**OBJECTIF**
Mettez l'ensemble des données sous forme de liste JSON de chaînes, une chaîne par ligne, en omettant les lignes vides. N'incluez pas les images dans la réponse.

-- -- --

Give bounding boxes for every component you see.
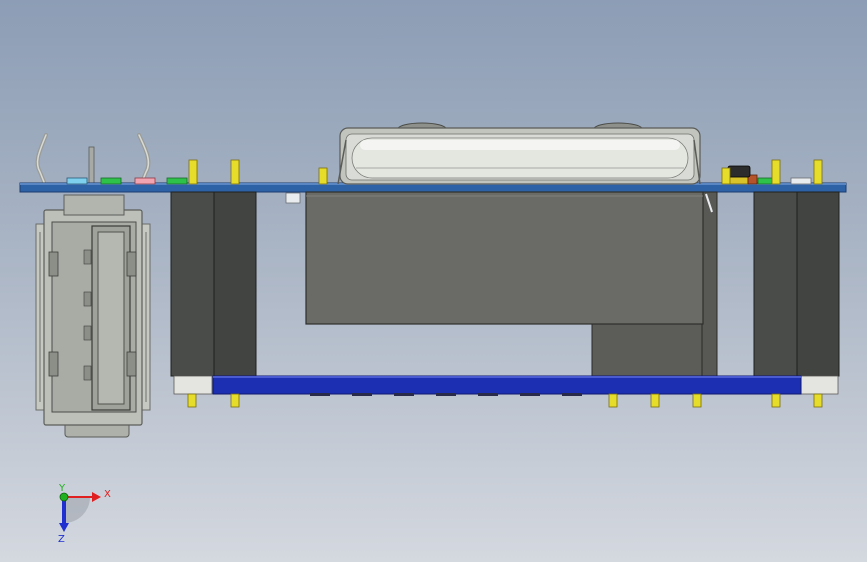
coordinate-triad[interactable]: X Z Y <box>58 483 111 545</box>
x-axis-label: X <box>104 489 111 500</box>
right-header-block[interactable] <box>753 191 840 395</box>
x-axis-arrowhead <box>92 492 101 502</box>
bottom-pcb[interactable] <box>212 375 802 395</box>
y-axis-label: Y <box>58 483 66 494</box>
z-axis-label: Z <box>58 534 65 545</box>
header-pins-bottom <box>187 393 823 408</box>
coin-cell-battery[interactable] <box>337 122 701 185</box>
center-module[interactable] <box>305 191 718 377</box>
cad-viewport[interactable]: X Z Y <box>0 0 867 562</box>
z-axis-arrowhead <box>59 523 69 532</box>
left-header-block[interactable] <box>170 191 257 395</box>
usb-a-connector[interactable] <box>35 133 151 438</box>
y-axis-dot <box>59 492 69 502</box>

-- -- --

**SOLUTION PROPOSÉE**
[
  "Give bounding boxes for every component you see.",
  "coordinate-triad[interactable]: X Z Y <box>58 483 111 545</box>",
  "x-axis-label: X <box>104 489 111 500</box>",
  "right-header-block[interactable] <box>753 191 840 395</box>",
  "x-axis-arrowhead <box>92 492 101 502</box>",
  "bottom-pcb[interactable] <box>212 375 802 395</box>",
  "y-axis-label: Y <box>58 483 66 494</box>",
  "z-axis-label: Z <box>58 534 65 545</box>",
  "header-pins-bottom <box>187 393 823 408</box>",
  "coin-cell-battery[interactable] <box>337 122 701 185</box>",
  "center-module[interactable] <box>305 191 718 377</box>",
  "cad-viewport[interactable]: X Z Y <box>0 0 867 562</box>",
  "z-axis-arrowhead <box>59 523 69 532</box>",
  "left-header-block[interactable] <box>170 191 257 395</box>",
  "usb-a-connector[interactable] <box>35 133 151 438</box>",
  "y-axis-dot <box>59 492 69 502</box>"
]